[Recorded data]
*****
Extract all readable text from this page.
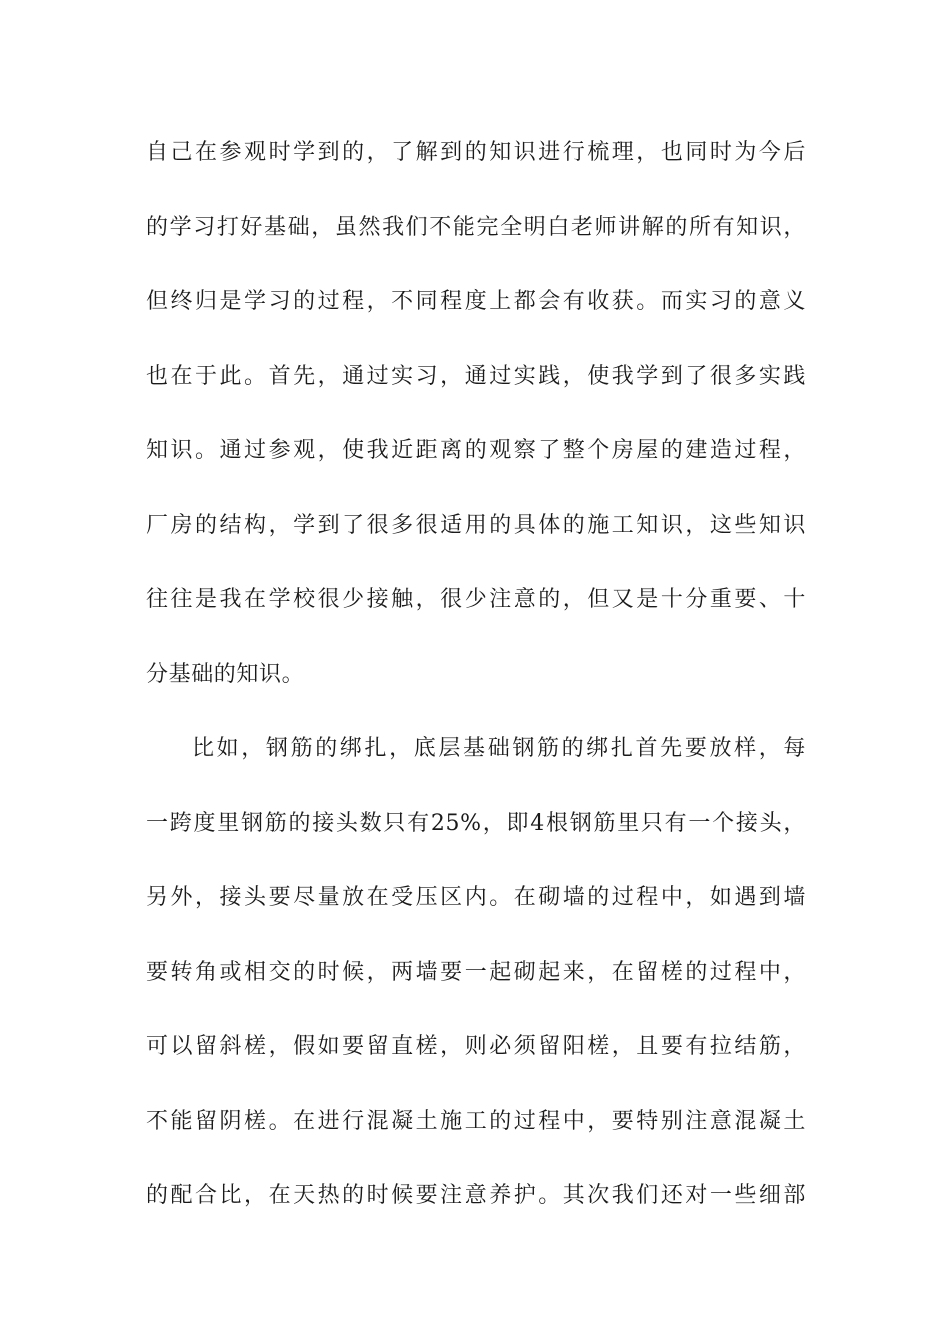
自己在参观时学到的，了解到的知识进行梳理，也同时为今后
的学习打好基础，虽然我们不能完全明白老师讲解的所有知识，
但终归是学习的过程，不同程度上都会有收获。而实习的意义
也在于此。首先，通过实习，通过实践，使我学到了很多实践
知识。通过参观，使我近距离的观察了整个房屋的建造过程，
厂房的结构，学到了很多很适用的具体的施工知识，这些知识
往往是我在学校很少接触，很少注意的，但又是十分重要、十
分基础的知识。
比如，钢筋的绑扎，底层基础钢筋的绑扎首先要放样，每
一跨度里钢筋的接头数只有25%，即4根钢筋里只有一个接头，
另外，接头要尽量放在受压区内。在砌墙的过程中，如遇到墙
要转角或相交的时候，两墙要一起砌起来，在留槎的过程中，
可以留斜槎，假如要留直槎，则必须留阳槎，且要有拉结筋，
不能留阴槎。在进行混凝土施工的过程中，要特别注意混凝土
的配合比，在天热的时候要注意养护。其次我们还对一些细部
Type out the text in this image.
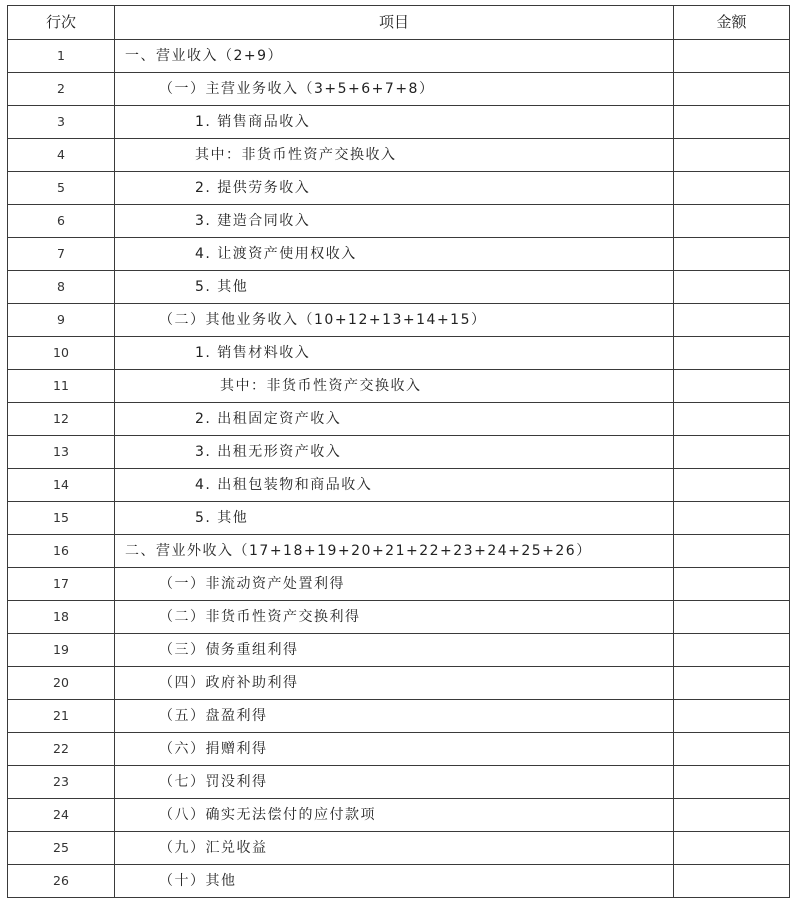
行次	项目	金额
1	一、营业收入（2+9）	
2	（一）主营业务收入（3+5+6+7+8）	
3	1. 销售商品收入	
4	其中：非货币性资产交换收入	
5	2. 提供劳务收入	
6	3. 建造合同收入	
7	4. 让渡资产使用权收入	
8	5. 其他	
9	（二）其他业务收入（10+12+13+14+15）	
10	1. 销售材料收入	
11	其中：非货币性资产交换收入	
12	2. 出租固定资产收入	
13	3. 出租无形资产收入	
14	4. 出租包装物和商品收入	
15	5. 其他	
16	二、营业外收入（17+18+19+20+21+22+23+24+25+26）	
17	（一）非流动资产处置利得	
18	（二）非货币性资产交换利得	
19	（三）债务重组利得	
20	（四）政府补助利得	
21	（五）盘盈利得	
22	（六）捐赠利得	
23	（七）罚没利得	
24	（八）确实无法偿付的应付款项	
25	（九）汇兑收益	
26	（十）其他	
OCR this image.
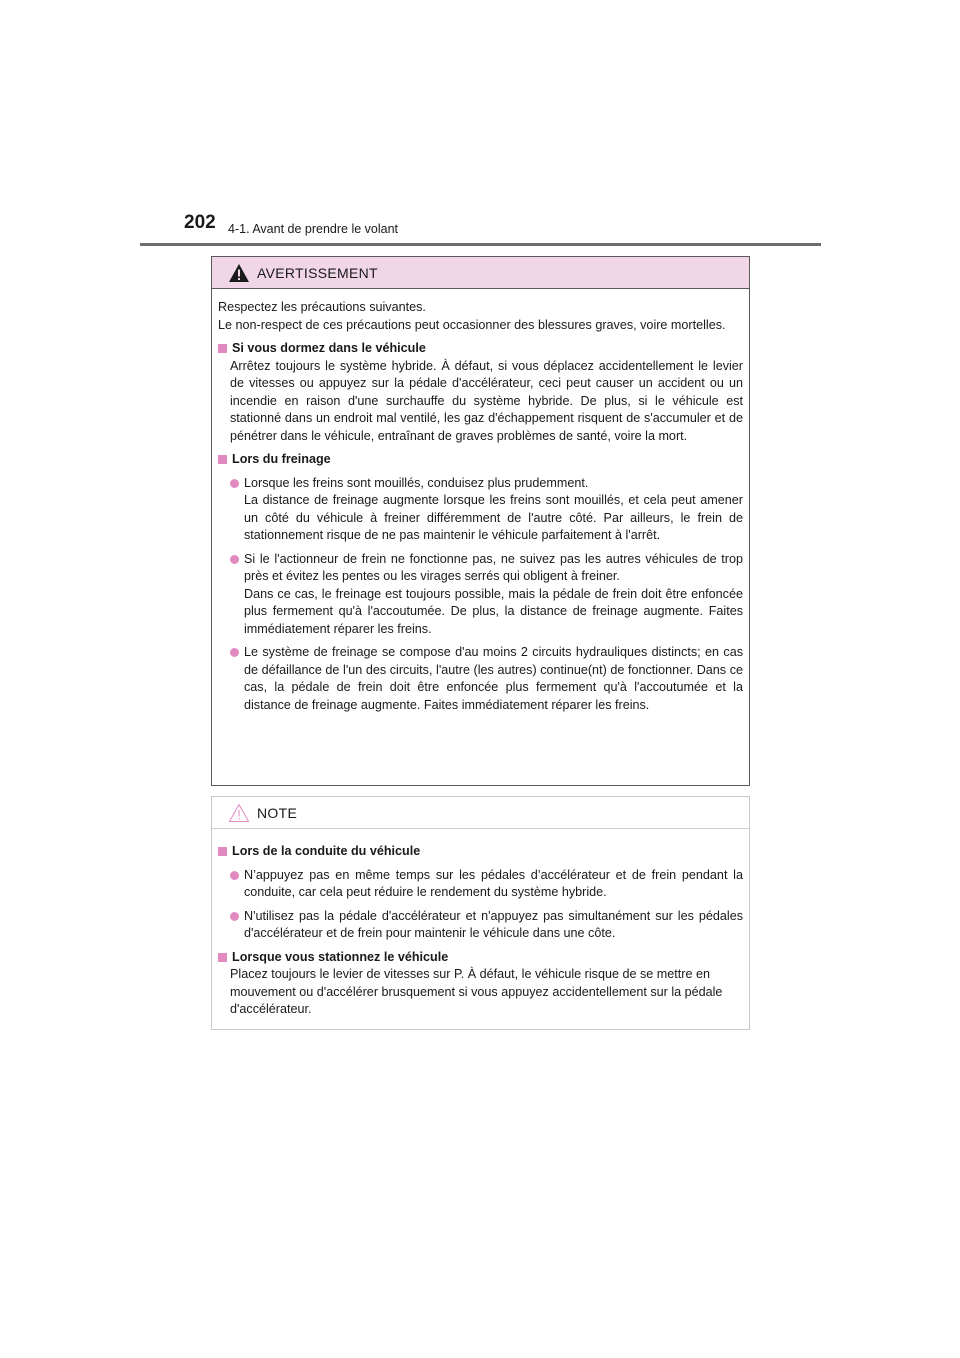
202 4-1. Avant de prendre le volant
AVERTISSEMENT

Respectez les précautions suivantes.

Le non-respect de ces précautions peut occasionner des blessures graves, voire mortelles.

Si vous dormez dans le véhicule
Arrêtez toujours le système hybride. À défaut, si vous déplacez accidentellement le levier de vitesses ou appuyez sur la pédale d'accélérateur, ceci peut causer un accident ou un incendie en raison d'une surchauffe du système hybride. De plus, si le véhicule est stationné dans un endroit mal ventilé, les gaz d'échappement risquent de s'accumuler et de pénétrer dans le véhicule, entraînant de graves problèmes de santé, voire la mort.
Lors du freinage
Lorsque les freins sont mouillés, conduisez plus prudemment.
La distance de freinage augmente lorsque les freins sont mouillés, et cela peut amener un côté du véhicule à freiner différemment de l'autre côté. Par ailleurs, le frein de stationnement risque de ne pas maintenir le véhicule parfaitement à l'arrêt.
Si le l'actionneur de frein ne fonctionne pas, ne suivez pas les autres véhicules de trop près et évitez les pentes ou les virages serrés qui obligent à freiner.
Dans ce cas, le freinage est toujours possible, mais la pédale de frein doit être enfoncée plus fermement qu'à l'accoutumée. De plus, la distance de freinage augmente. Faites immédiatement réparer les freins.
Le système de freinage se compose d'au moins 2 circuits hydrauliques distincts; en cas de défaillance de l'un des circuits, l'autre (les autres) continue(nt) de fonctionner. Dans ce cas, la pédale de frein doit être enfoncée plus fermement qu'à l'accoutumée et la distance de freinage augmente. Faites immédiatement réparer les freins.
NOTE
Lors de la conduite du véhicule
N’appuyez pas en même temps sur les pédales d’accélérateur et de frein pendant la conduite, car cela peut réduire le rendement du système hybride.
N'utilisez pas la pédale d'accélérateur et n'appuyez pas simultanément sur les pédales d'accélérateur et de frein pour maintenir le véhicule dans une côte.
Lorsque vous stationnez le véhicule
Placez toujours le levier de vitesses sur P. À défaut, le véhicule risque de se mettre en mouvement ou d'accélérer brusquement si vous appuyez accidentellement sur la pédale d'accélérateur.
*****
__Your objective__: Copy every line above that holds the word "text".

__Output of the task__:
Extract all readable text from this page.
Type out the text in this image.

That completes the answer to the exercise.